=== SUPPLIED DATA ===

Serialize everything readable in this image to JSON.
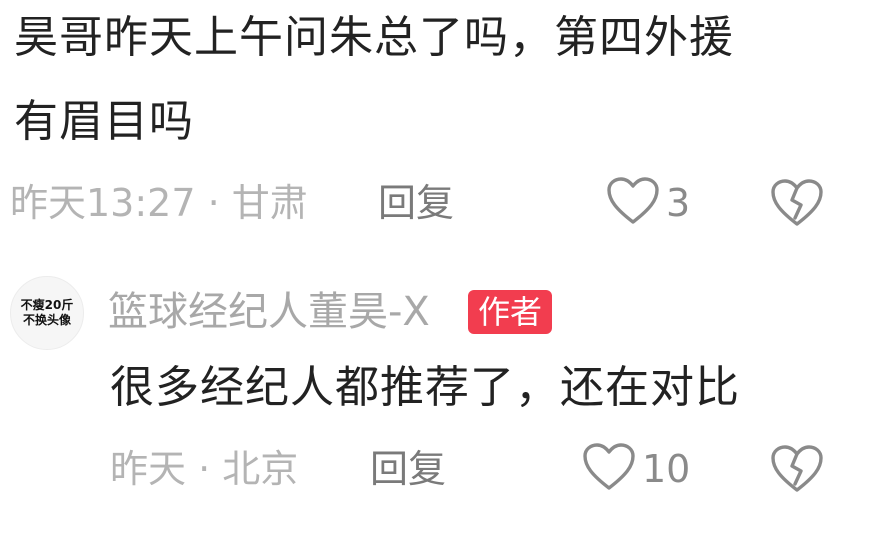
{
  "comment": {
    "line1": "昊哥昨天上午问朱总了吗，第四外援",
    "line2": "有眉目吗",
    "meta": "昨天13:27 · 甘肃",
    "reply_label": "回复",
    "like_count": "3"
  },
  "reply": {
    "avatar_line1": "不瘦20斤",
    "avatar_line2": "不换头像",
    "username": "篮球经纪人董昊-X",
    "badge": "作者",
    "text": "很多经纪人都推荐了，还在对比",
    "meta": "昨天 · 北京",
    "reply_label": "回复",
    "like_count": "10"
  },
  "icons": {
    "like": "heart-outline-icon",
    "dislike": "broken-heart-icon"
  },
  "colors": {
    "badge": "#f23d4f",
    "meta_text": "#b4b4b4",
    "icon_stroke": "#8a8a8a"
  }
}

===

# SET PROBLEM
Without the pictures, write out all of the material exactly.

# EXERCISE SOLUTION
Serialize everything readable in this image to JSON.
{
  "comment": {
    "line1": "昊哥昨天上午问朱总了吗，第四外援",
    "line2": "有眉目吗",
    "meta": "昨天13:27 · 甘肃",
    "reply_label": "回复",
    "like_count": "3"
  },
  "reply": {
    "avatar_line1": "不瘦20斤",
    "avatar_line2": "不换头像",
    "username": "篮球经纪人董昊-X",
    "badge": "作者",
    "text": "很多经纪人都推荐了，还在对比",
    "meta": "昨天 · 北京",
    "reply_label": "回复",
    "like_count": "10"
  },
  "icons": {
    "like": "heart-outline-icon",
    "dislike": "broken-heart-icon"
  },
  "colors": {
    "badge": "#f23d4f",
    "meta_text": "#b4b4b4",
    "icon_stroke": "#8a8a8a"
  }
}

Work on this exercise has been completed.